**INSTRUCTION**
Reproduce the material in full, exactly as written.

**PROVIDED DATA**
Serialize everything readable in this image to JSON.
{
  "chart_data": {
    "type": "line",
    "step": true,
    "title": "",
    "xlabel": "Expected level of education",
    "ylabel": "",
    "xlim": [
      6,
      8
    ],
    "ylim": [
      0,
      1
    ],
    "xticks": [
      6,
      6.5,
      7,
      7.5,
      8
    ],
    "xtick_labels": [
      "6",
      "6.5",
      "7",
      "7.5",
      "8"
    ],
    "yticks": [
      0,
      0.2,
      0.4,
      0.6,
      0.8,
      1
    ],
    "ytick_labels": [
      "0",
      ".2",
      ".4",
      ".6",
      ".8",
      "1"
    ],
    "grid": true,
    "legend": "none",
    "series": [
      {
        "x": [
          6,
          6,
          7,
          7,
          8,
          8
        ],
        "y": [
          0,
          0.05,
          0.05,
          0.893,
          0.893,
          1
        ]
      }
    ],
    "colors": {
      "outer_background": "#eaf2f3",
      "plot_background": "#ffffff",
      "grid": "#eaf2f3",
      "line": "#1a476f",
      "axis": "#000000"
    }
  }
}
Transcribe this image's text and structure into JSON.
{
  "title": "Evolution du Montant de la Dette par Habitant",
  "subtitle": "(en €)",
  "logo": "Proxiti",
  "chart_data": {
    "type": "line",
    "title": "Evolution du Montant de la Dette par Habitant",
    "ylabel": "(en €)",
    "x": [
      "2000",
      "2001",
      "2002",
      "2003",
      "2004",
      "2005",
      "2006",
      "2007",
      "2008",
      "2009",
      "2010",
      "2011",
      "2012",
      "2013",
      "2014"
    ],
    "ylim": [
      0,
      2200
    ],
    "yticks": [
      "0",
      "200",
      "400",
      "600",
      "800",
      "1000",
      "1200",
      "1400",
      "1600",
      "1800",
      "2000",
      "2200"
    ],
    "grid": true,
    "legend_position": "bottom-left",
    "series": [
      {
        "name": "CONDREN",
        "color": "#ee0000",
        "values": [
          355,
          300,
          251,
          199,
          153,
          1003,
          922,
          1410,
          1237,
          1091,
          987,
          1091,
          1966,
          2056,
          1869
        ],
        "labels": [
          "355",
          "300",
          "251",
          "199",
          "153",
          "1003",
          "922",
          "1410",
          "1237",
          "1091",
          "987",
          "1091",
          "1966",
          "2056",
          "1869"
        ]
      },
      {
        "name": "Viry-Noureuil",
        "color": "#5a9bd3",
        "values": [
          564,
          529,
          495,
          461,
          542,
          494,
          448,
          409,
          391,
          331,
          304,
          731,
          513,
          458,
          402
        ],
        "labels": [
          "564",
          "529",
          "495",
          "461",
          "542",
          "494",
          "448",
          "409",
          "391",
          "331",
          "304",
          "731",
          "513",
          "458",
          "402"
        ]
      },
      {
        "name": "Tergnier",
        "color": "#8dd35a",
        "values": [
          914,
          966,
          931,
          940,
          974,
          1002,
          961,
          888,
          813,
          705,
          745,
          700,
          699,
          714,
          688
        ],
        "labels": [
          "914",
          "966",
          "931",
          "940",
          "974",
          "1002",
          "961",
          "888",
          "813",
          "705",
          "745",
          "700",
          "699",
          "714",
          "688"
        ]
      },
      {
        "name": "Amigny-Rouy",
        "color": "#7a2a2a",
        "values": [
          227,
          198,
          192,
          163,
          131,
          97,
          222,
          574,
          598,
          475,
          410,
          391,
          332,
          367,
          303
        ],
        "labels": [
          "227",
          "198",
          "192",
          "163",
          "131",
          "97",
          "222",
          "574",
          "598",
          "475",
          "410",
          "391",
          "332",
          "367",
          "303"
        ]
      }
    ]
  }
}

**PROBLEM SOLUTION**
Serialize everything readable in this image to JSON.
{
  "chart_data": {
    "type": "line",
    "step": true,
    "title": "",
    "xlabel": "Expected level of education",
    "ylabel": "",
    "xlim": [
      6,
      8
    ],
    "ylim": [
      0,
      1
    ],
    "xticks": [
      6,
      6.5,
      7,
      7.5,
      8
    ],
    "xtick_labels": [
      "6",
      "6.5",
      "7",
      "7.5",
      "8"
    ],
    "yticks": [
      0,
      0.2,
      0.4,
      0.6,
      0.8,
      1
    ],
    "ytick_labels": [
      "0",
      ".2",
      ".4",
      ".6",
      ".8",
      "1"
    ],
    "grid": true,
    "legend": "none",
    "series": [
      {
        "x": [
          6,
          6,
          7,
          7,
          8,
          8
        ],
        "y": [
          0,
          0.05,
          0.05,
          0.893,
          0.893,
          1
        ]
      }
    ],
    "colors": {
      "outer_background": "#eaf2f3",
      "plot_background": "#ffffff",
      "grid": "#eaf2f3",
      "line": "#1a476f",
      "axis": "#000000"
    }
  }
}
Transcribe this image's text and structure into JSON.
{
  "title": "Evolution du Montant de la Dette par Habitant",
  "subtitle": "(en €)",
  "logo": "Proxiti",
  "chart_data": {
    "type": "line",
    "title": "Evolution du Montant de la Dette par Habitant",
    "ylabel": "(en €)",
    "x": [
      "2000",
      "2001",
      "2002",
      "2003",
      "2004",
      "2005",
      "2006",
      "2007",
      "2008",
      "2009",
      "2010",
      "2011",
      "2012",
      "2013",
      "2014"
    ],
    "ylim": [
      0,
      2200
    ],
    "yticks": [
      "0",
      "200",
      "400",
      "600",
      "800",
      "1000",
      "1200",
      "1400",
      "1600",
      "1800",
      "2000",
      "2200"
    ],
    "grid": true,
    "legend_position": "bottom-left",
    "series": [
      {
        "name": "CONDREN",
        "color": "#ee0000",
        "values": [
          355,
          300,
          251,
          199,
          153,
          1003,
          922,
          1410,
          1237,
          1091,
          987,
          1091,
          1966,
          2056,
          1869
        ],
        "labels": [
          "355",
          "300",
          "251",
          "199",
          "153",
          "1003",
          "922",
          "1410",
          "1237",
          "1091",
          "987",
          "1091",
          "1966",
          "2056",
          "1869"
        ]
      },
      {
        "name": "Viry-Noureuil",
        "color": "#5a9bd3",
        "values": [
          564,
          529,
          495,
          461,
          542,
          494,
          448,
          409,
          391,
          331,
          304,
          731,
          513,
          458,
          402
        ],
        "labels": [
          "564",
          "529",
          "495",
          "461",
          "542",
          "494",
          "448",
          "409",
          "391",
          "331",
          "304",
          "731",
          "513",
          "458",
          "402"
        ]
      },
      {
        "name": "Tergnier",
        "color": "#8dd35a",
        "values": [
          914,
          966,
          931,
          940,
          974,
          1002,
          961,
          888,
          813,
          705,
          745,
          700,
          699,
          714,
          688
        ],
        "labels": [
          "914",
          "966",
          "931",
          "940",
          "974",
          "1002",
          "961",
          "888",
          "813",
          "705",
          "745",
          "700",
          "699",
          "714",
          "688"
        ]
      },
      {
        "name": "Amigny-Rouy",
        "color": "#7a2a2a",
        "values": [
          227,
          198,
          192,
          163,
          131,
          97,
          222,
          574,
          598,
          475,
          410,
          391,
          332,
          367,
          303
        ],
        "labels": [
          "227",
          "198",
          "192",
          "163",
          "131",
          "97",
          "222",
          "574",
          "598",
          "475",
          "410",
          "391",
          "332",
          "367",
          "303"
        ]
      }
    ]
  }
}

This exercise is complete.